PROMPT:
Output the line that contains "Output the text content of this document." and every line after it to the end of the entries, with nothing added or left out.

WORKING DATA:
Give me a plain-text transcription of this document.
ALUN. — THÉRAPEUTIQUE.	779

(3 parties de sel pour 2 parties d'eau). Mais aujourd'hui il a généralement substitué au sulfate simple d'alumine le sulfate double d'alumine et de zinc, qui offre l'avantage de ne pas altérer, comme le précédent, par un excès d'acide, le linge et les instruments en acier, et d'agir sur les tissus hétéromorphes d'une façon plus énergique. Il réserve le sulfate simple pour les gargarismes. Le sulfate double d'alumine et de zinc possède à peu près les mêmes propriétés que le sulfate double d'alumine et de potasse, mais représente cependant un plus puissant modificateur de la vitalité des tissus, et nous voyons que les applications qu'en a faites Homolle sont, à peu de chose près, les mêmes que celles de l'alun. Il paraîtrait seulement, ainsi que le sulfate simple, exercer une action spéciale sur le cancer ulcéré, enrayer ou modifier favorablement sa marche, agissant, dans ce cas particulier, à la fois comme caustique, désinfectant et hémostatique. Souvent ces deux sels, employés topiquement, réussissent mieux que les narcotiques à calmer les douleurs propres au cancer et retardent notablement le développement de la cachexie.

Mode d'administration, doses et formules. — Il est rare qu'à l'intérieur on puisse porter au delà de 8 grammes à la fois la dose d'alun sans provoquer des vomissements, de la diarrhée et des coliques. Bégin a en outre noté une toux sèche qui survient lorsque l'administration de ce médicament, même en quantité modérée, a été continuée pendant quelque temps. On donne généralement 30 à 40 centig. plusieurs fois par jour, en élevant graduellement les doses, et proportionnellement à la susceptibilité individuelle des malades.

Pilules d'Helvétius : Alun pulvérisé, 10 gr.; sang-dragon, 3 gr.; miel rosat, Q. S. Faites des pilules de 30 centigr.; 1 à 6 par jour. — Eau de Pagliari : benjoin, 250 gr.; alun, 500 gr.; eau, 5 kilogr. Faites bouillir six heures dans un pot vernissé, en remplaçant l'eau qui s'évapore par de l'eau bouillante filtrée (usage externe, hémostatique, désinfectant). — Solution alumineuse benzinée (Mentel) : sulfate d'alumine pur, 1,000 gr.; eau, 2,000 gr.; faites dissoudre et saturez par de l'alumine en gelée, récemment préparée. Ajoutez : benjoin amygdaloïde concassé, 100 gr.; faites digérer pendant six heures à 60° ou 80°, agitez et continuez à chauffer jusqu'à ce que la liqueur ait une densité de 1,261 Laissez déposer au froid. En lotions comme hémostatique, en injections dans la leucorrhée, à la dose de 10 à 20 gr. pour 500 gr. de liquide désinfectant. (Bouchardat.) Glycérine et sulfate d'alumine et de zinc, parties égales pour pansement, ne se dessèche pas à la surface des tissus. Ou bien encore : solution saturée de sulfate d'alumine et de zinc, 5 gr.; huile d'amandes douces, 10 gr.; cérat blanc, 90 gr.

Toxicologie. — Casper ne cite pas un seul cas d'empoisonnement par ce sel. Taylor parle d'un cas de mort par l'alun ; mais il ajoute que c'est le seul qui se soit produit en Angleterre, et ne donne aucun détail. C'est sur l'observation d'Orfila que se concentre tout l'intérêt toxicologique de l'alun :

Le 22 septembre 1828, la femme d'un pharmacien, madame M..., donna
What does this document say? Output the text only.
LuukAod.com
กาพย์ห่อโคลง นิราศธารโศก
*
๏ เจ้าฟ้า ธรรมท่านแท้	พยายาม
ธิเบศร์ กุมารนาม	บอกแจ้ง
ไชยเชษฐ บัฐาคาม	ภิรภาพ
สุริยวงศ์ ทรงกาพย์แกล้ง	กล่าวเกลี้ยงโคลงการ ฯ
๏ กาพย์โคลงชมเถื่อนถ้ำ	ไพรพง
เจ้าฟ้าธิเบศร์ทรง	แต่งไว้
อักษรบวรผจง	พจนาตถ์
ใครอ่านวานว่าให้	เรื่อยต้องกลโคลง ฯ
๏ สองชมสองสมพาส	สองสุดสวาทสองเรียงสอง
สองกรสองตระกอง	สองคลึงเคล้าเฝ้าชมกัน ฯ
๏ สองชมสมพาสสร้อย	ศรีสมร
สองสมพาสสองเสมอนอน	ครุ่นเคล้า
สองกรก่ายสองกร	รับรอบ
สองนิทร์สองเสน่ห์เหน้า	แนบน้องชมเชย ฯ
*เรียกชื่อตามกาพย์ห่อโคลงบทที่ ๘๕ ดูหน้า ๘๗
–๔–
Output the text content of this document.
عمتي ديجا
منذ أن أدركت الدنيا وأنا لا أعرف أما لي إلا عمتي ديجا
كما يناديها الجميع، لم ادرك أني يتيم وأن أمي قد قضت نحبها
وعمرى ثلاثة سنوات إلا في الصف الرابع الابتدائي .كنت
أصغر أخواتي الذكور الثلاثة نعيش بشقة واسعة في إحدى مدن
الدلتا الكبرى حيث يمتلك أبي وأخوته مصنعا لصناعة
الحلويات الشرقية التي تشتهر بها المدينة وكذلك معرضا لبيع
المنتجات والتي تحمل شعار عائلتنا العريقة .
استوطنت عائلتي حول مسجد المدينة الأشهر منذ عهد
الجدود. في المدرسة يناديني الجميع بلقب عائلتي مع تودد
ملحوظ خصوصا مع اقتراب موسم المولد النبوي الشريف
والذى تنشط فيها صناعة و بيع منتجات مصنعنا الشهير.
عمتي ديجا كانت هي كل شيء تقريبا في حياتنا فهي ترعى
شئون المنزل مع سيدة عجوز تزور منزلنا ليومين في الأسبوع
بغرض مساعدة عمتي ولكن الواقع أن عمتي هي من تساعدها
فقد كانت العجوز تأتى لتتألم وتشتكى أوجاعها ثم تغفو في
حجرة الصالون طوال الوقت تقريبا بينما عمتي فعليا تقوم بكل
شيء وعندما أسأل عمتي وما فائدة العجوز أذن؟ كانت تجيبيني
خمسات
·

THE OUTPUT:
Output the text content of this document.
عمتي ديجا
منذ أن أدركت الدنيا وأنا لا أعرف أما لي إلا عمتي ديجا
كما يناديها الجميع، لم ادرك أني يتيم وأن أمي قد قضت نحبها
وعمرى ثلاثة سنوات إلا في الصف الرابع الابتدائي .كنت
أصغر أخواتي الذكور الثلاثة نعيش بشقة واسعة في إحدى مدن
الدلتا الكبرى حيث يمتلك أبي وأخوته مصنعا لصناعة
الحلويات الشرقية التي تشتهر بها المدينة وكذلك معرضا لبيع
المنتجات والتي تحمل شعار عائلتنا العريقة .
استوطنت عائلتي حول مسجد المدينة الأشهر منذ عهد
الجدود. في المدرسة يناديني الجميع بلقب عائلتي مع تودد
ملحوظ خصوصا مع اقتراب موسم المولد النبوي الشريف
والذى تنشط فيها صناعة و بيع منتجات مصنعنا الشهير.
عمتي ديجا كانت هي كل شيء تقريبا في حياتنا فهي ترعى
شئون المنزل مع سيدة عجوز تزور منزلنا ليومين في الأسبوع
بغرض مساعدة عمتي ولكن الواقع أن عمتي هي من تساعدها
فقد كانت العجوز تأتى لتتألم وتشتكى أوجاعها ثم تغفو في
حجرة الصالون طوال الوقت تقريبا بينما عمتي فعليا تقوم بكل
شيء وعندما أسأل عمتي وما فائدة العجوز أذن؟ كانت تجيبيني
خمسات
·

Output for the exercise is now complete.